[YOUR GOAL]:
Gather every line from the entries below that includes "economies".

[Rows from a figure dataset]
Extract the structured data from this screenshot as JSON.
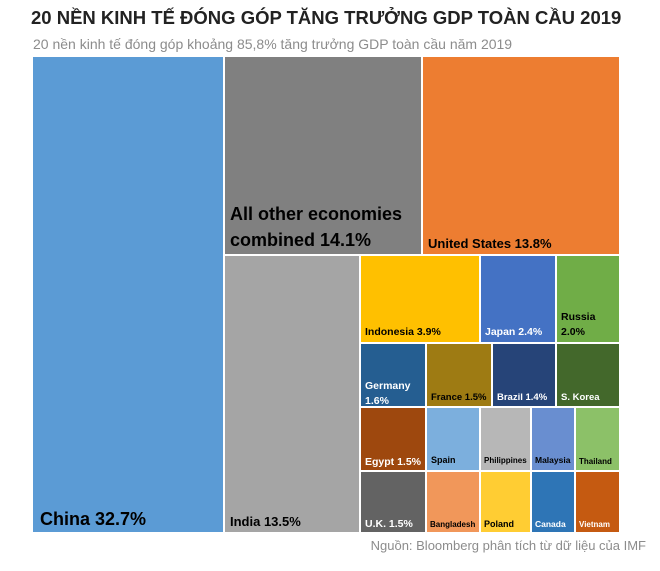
{
  "header": {
    "title": "20 NỀN KINH TẾ ĐÓNG GÓP TĂNG TRƯỞNG GDP TOÀN CẦU 2019",
    "subtitle": "20 nền kinh tế đóng góp khoảng 85,8% tăng trưởng GDP toàn cầu năm 2019"
  },
  "footer": {
    "source": "Nguồn: Bloomberg phân tích từ dữ liệu của IMF"
  },
  "chart_data": {
    "type": "treemap",
    "unit": "%",
    "items": [
      {
        "name": "China",
        "label": "China 32.7%",
        "value": 32.7,
        "color": "#5b9bd5",
        "text_color": "#000000"
      },
      {
        "name": "All other economies combined",
        "label": "All other economies combined 14.1%",
        "value": 14.1,
        "color": "#808080",
        "text_color": "#000000"
      },
      {
        "name": "United States",
        "label": "United States 13.8%",
        "value": 13.8,
        "color": "#ed7d31",
        "text_color": "#000000"
      },
      {
        "name": "India",
        "label": "India 13.5%",
        "value": 13.5,
        "color": "#a5a5a5",
        "text_color": "#000000"
      },
      {
        "name": "Indonesia",
        "label": "Indonesia 3.9%",
        "value": 3.9,
        "color": "#ffc000",
        "text_color": "#000000"
      },
      {
        "name": "Japan",
        "label": "Japan 2.4%",
        "value": 2.4,
        "color": "#4472c4",
        "text_color": "#ffffff"
      },
      {
        "name": "Russia",
        "label": "Russia 2.0%",
        "value": 2.0,
        "color": "#70ad47",
        "text_color": "#000000"
      },
      {
        "name": "Germany",
        "label": "Germany 1.6%",
        "value": 1.6,
        "color": "#255e91",
        "text_color": "#ffffff"
      },
      {
        "name": "France",
        "label": "France 1.5%",
        "value": 1.5,
        "color": "#9e7b13",
        "text_color": "#000000"
      },
      {
        "name": "Brazil",
        "label": "Brazil 1.4%",
        "value": 1.4,
        "color": "#264478",
        "text_color": "#ffffff"
      },
      {
        "name": "S. Korea",
        "label": "S. Korea",
        "value": null,
        "color": "#43682b",
        "text_color": "#ffffff"
      },
      {
        "name": "Egypt",
        "label": "Egypt 1.5%",
        "value": 1.5,
        "color": "#9e480e",
        "text_color": "#ffffff"
      },
      {
        "name": "U.K.",
        "label": "U.K. 1.5%",
        "value": 1.5,
        "color": "#636363",
        "text_color": "#ffffff"
      },
      {
        "name": "Spain",
        "label": "Spain",
        "value": null,
        "color": "#7cafdd",
        "text_color": "#000000"
      },
      {
        "name": "Philippines",
        "label": "Philippines",
        "value": null,
        "color": "#b7b7b7",
        "text_color": "#000000"
      },
      {
        "name": "Malaysia",
        "label": "Malaysia",
        "value": null,
        "color": "#698ed0",
        "text_color": "#000000"
      },
      {
        "name": "Thailand",
        "label": "Thailand",
        "value": null,
        "color": "#8cc168",
        "text_color": "#000000"
      },
      {
        "name": "Bangladesh",
        "label": "Bangladesh",
        "value": null,
        "color": "#f1975a",
        "text_color": "#000000"
      },
      {
        "name": "Poland",
        "label": "Poland",
        "value": null,
        "color": "#ffcd33",
        "text_color": "#000000"
      },
      {
        "name": "Canada",
        "label": "Canada",
        "value": null,
        "color": "#2e75b6",
        "text_color": "#ffffff"
      },
      {
        "name": "Vietnam",
        "label": "Vietnam",
        "value": null,
        "color": "#c55a11",
        "text_color": "#ffffff"
      }
    ]
  }
}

[WORKED SOLUTION]:
        "name": "All other economies combined",
        "label": "All other economies combined 14.1%",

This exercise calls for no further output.